• **PROBLEM REQUIREMENTS**:
Report, as a bare number, how many lines of the material below contain the word "characteres".

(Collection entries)
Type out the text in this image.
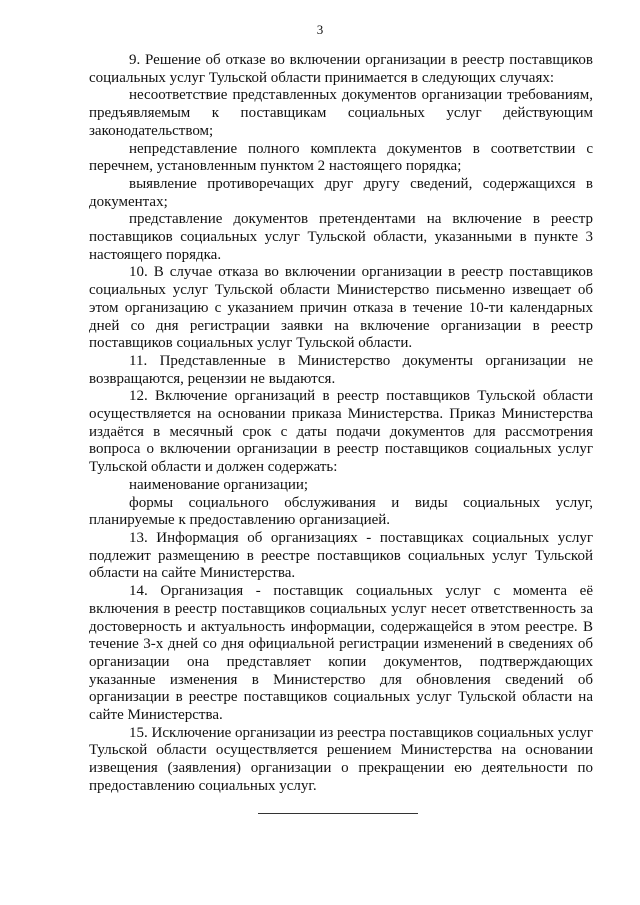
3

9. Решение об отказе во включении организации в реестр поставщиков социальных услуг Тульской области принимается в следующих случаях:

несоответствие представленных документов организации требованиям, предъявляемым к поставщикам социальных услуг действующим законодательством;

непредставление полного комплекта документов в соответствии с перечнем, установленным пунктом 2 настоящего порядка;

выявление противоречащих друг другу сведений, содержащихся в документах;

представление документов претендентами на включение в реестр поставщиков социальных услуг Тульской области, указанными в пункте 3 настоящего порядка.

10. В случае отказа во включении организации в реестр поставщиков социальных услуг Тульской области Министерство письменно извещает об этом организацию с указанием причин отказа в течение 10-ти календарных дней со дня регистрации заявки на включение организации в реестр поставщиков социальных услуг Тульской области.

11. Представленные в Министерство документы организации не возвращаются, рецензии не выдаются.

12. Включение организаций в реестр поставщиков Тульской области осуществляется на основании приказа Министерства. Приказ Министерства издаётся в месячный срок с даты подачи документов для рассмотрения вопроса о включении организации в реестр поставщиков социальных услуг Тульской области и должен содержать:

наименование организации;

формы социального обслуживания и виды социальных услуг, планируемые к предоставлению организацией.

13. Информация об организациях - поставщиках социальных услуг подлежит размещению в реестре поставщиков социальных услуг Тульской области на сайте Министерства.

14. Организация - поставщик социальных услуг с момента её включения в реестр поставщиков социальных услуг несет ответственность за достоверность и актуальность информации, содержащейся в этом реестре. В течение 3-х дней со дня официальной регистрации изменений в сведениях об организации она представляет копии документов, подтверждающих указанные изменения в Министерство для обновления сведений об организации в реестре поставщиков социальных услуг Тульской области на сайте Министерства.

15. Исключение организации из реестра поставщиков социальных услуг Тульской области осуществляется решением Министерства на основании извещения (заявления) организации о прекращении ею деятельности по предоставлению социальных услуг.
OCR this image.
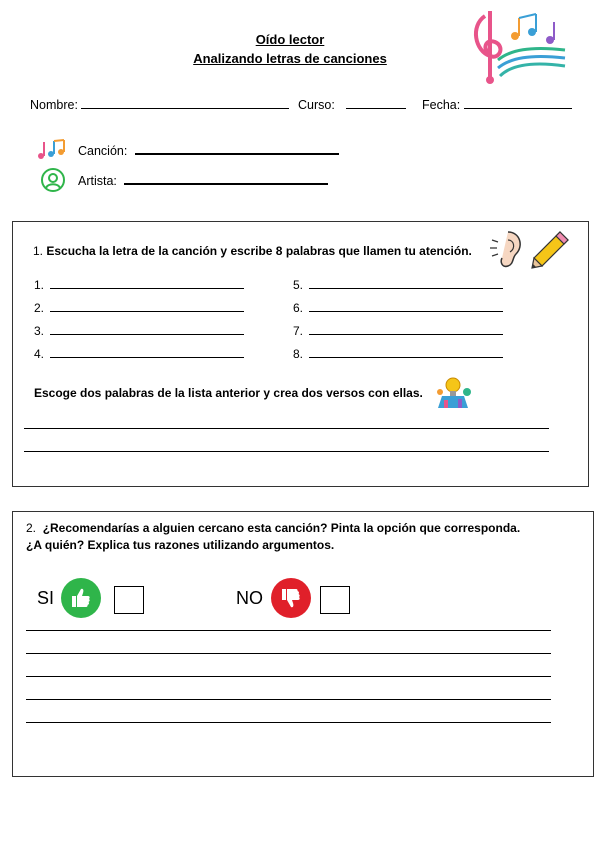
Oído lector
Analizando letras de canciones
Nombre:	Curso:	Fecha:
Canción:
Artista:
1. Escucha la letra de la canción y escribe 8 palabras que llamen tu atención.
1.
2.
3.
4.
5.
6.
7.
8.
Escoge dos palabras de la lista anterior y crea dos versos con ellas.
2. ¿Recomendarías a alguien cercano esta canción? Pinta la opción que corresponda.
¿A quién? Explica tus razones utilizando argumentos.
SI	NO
--
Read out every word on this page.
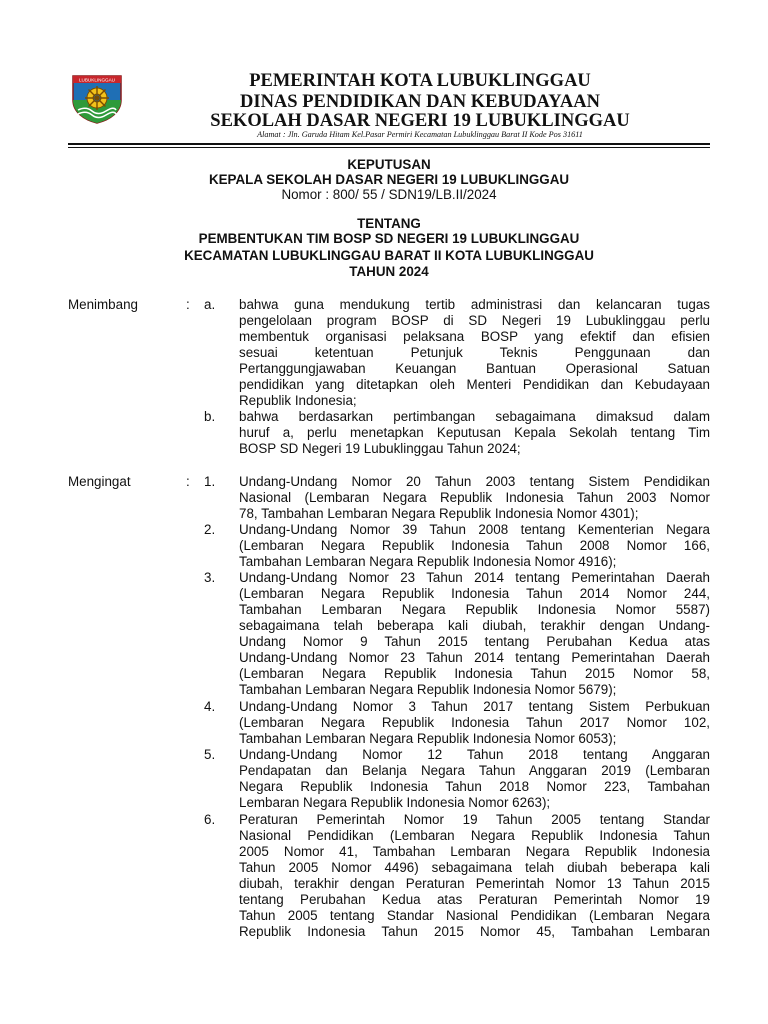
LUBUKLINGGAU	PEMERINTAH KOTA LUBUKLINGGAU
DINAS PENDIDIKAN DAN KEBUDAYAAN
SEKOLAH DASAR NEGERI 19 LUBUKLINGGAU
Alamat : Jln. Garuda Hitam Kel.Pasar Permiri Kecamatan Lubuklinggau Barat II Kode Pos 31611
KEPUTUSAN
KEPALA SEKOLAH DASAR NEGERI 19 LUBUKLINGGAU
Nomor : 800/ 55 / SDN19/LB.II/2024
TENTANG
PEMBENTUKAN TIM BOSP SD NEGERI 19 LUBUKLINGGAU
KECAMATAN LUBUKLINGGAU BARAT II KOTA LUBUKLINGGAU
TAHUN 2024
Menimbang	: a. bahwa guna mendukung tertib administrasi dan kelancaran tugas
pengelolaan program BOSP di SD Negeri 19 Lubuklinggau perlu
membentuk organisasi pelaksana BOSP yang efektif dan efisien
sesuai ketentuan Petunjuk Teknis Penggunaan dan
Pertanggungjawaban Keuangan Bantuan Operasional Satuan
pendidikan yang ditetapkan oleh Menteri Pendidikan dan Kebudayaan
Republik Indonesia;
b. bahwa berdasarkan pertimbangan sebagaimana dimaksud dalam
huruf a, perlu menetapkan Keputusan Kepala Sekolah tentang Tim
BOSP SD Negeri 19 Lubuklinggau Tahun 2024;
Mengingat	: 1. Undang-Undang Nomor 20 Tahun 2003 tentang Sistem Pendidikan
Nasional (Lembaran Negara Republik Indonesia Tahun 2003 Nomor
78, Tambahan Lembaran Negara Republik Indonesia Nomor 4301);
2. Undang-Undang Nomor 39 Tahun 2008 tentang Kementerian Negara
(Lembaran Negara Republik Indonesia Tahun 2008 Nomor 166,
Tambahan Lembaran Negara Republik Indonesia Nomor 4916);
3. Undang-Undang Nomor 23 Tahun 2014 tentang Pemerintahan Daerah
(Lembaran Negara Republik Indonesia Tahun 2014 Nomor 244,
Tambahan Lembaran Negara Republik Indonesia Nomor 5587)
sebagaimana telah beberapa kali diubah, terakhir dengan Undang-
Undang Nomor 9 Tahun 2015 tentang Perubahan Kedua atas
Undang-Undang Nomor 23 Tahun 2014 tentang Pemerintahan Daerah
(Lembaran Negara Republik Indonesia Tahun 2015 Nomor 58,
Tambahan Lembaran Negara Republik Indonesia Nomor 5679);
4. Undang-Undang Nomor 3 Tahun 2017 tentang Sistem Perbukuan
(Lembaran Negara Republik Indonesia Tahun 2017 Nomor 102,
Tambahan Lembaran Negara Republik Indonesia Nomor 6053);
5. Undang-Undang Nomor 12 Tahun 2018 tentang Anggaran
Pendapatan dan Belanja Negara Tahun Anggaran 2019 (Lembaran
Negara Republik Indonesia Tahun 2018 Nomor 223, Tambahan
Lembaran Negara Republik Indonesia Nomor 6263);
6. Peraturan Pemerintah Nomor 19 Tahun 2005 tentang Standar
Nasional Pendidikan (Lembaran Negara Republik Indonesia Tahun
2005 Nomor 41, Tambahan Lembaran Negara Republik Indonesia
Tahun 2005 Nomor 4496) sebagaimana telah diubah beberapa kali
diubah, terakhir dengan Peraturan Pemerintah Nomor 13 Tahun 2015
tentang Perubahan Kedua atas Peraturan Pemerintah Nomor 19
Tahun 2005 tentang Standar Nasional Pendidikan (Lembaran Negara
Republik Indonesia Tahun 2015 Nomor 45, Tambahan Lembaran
...
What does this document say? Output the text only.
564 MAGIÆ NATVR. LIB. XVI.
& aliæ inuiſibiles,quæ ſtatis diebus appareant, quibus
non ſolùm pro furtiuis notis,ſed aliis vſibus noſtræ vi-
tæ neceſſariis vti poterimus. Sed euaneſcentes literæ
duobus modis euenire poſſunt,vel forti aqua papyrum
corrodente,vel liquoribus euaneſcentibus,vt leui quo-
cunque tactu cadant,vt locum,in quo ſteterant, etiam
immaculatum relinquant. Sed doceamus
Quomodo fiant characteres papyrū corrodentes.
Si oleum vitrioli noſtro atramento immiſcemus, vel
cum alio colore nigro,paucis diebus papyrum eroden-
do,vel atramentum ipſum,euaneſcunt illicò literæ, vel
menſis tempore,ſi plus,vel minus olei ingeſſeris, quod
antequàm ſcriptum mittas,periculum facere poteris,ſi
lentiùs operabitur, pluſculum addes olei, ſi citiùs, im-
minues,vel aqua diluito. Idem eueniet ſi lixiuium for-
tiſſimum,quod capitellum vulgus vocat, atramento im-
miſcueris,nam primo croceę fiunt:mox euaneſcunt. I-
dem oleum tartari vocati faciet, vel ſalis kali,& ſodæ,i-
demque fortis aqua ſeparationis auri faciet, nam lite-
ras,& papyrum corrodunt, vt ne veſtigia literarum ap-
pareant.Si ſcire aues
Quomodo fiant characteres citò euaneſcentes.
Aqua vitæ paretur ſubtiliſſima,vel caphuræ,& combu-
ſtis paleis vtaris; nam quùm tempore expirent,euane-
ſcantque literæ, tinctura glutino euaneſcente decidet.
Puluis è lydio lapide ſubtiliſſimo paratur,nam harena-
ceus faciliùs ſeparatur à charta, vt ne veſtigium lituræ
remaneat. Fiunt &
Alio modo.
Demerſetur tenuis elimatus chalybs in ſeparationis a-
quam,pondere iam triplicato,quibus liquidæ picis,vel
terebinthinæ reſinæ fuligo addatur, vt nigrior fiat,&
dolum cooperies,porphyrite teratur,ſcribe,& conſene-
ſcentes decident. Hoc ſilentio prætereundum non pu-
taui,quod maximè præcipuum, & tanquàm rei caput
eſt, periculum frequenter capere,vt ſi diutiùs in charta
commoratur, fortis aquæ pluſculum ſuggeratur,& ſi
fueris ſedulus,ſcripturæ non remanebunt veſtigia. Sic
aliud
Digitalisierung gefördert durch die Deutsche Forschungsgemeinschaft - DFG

• **SOLUTION TO THIS PROBLEM**:
2